___ Data shown

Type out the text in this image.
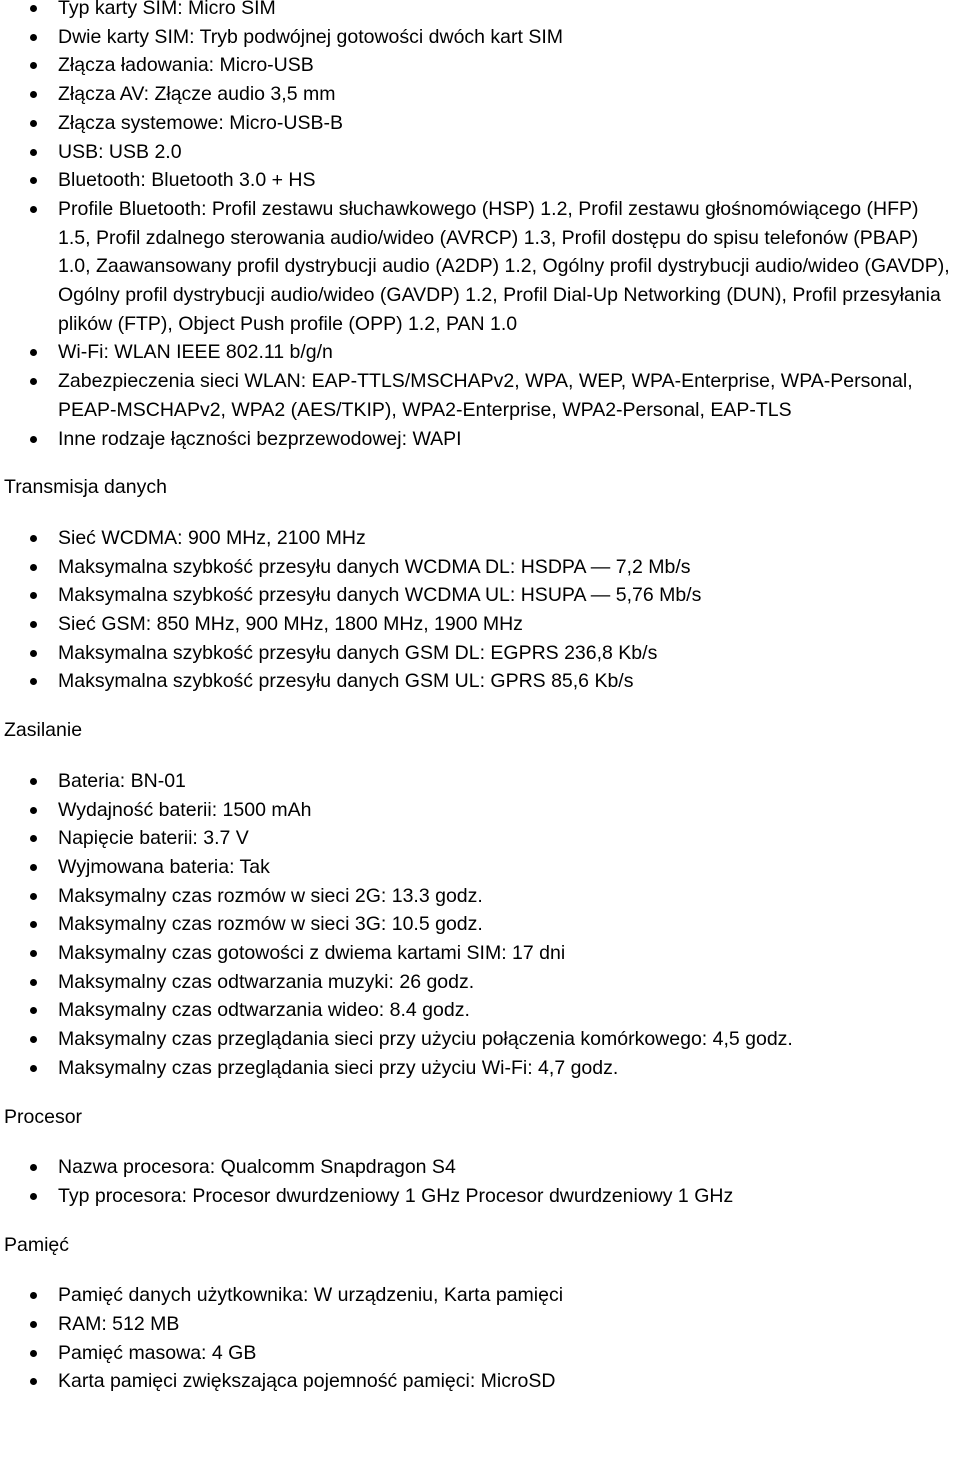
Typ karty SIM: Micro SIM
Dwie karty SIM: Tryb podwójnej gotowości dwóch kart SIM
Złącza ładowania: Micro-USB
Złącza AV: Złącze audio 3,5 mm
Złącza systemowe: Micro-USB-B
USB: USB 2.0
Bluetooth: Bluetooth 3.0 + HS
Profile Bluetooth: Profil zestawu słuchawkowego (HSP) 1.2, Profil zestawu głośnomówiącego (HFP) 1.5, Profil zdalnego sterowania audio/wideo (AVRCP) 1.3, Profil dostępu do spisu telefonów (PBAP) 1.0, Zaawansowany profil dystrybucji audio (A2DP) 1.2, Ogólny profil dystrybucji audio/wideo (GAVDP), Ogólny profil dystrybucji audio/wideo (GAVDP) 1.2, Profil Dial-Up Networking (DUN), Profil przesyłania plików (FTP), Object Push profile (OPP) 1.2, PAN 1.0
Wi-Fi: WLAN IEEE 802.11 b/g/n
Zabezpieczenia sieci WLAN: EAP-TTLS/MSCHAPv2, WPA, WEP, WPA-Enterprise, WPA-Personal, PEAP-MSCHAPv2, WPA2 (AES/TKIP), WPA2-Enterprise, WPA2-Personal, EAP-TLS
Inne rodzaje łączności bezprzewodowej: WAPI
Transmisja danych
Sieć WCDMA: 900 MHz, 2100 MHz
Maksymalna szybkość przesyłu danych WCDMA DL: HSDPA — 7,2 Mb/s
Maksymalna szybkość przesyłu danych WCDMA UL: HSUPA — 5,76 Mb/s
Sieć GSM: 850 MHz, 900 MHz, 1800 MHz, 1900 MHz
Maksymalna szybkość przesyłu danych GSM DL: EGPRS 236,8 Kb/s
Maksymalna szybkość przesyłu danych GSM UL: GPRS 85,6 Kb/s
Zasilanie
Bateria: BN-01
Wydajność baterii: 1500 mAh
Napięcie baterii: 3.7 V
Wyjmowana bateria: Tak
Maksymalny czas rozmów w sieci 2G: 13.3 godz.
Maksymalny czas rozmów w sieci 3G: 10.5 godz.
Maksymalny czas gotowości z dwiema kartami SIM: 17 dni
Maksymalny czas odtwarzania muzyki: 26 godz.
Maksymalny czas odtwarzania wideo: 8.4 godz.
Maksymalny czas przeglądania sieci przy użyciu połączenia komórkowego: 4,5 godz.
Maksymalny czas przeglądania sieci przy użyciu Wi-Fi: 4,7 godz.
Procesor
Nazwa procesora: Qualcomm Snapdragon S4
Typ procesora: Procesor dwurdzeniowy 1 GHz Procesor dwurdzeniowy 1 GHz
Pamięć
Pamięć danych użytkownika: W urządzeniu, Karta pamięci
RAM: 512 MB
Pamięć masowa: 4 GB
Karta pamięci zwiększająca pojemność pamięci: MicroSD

______

Short task:
Using the data above, copy each line that contains "WLAN".

Finished answer:
Wi-Fi: WLAN IEEE 802.11 b/g/n
Zabezpieczenia sieci WLAN: EAP-TTLS/MSCHAPv2, WPA, WEP, WPA-Enterprise, WPA-Personal, PEAP-MSCHAPv2, WPA2 (AES/TKIP), WPA2-Enterprise, WPA2-Personal, EAP-TLS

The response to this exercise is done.